** To be done **
Quote the whole listing exactly. Leave the pictures out of your copy.

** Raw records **
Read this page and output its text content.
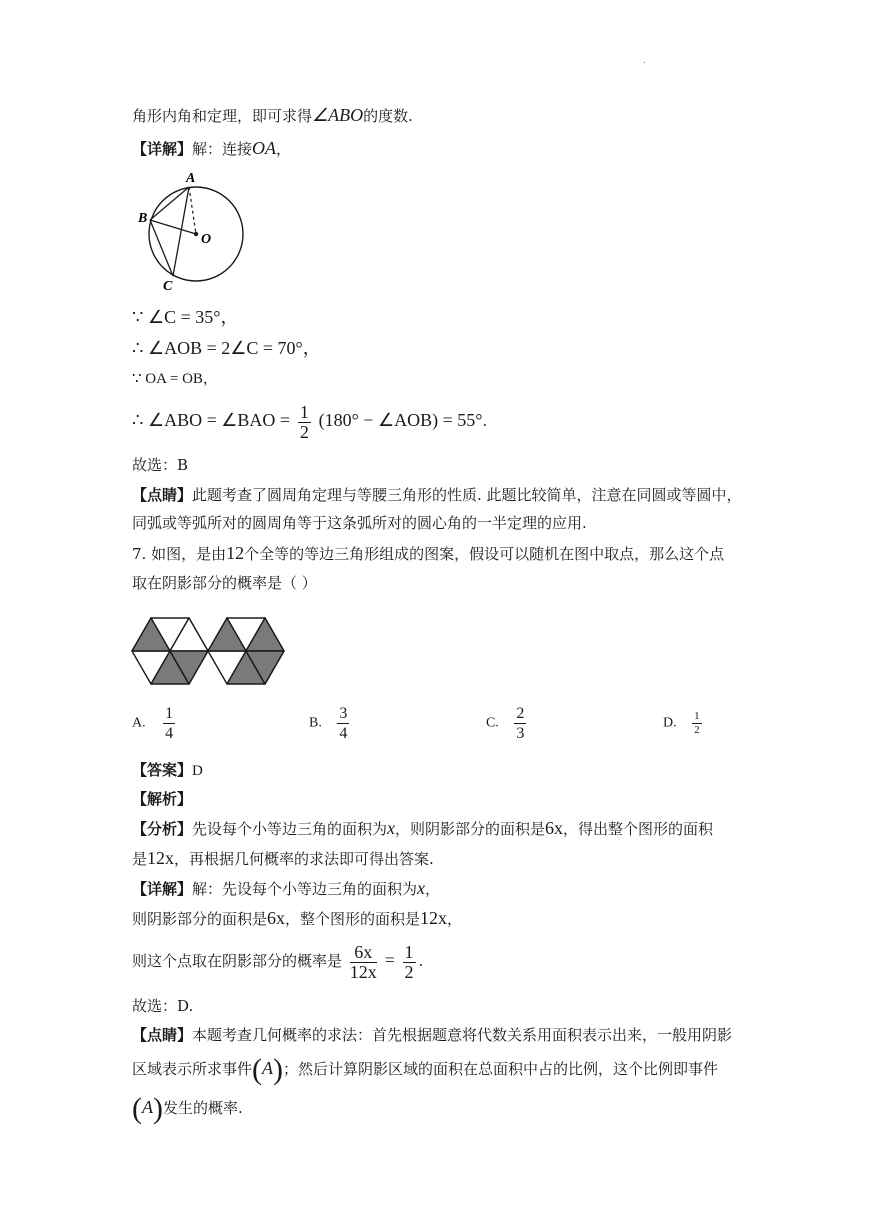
.
角形内角和定理，即可求得∠ABO的度数.
【详解】解：连接OA，
A
B
O
C
∵ ∠C = 35°，
∴ ∠AOB = 2∠C = 70°，
∵ OA = OB，
∴ ∠ABO = ∠BAO = $\frac{1}{2} (180^\circ$ − ∠AOB) = 55°.
故选：B
【点睛】此题考查了圆周角定理与等腰三角形的性质. 此题比较简单，注意在同圆或等圆中，
同弧或等弧所对的圆周角等于这条弧所对的圆心角的一半定理的应用.
7. 如图，是由12个全等的等边三角形组成的图案，假设可以随机在图中取点，那么这个点
取在阴影部分的概率是（ ）
A. $\frac{1}{4}$	B. $\frac{3}{4}$	C. $\frac{2}{3}$	D. $\frac{1}{2}$
【答案】D
【解析】
【分析】先设每个小等边三角的面积为x，则阴影部分的面积是6x，得出整个图形的面积
是12x，再根据几何概率的求法即可得出答案.
【详解】解：先设每个小等边三角的面积为x，
则阴影部分的面积是6x，整个图形的面积是12x，
则这个点取在阴影部分的概率是 $\frac{6x}{12x} = \frac{1}{2}$ .
故选：D.
【点睛】本题考查几何概率的求法：首先根据题意将代数关系用面积表示出来，一般用阴影
区域表示所求事件(A)；然后计算阴影区域的面积在总面积中占的比例，这个比例即事件
(A)发生的概率.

** Output below **
Read this page and output its text content.
.
角形内角和定理，即可求得∠ABO的度数.
【详解】解：连接OA，
A
B
O
C
∵ ∠C = 35°，
∴ ∠AOB = 2∠C = 70°，
∵ OA = OB，
∴ ∠ABO = ∠BAO = $\frac{1}{2} (180^\circ$ − ∠AOB) = 55°.
故选：B
【点睛】此题考查了圆周角定理与等腰三角形的性质. 此题比较简单，注意在同圆或等圆中，
同弧或等弧所对的圆周角等于这条弧所对的圆心角的一半定理的应用.
7. 如图，是由12个全等的等边三角形组成的图案，假设可以随机在图中取点，那么这个点
取在阴影部分的概率是（ ）
A. $\frac{1}{4}$	B. $\frac{3}{4}$	C. $\frac{2}{3}$	D. $\frac{1}{2}$
【答案】D
【解析】
【分析】先设每个小等边三角的面积为x，则阴影部分的面积是6x，得出整个图形的面积
是12x，再根据几何概率的求法即可得出答案.
【详解】解：先设每个小等边三角的面积为x，
则阴影部分的面积是6x，整个图形的面积是12x，
则这个点取在阴影部分的概率是 $\frac{6x}{12x} = \frac{1}{2}$ .
故选：D.
【点睛】本题考查几何概率的求法：首先根据题意将代数关系用面积表示出来，一般用阴影
区域表示所求事件(A)；然后计算阴影区域的面积在总面积中占的比例，这个比例即事件
(A)发生的概率.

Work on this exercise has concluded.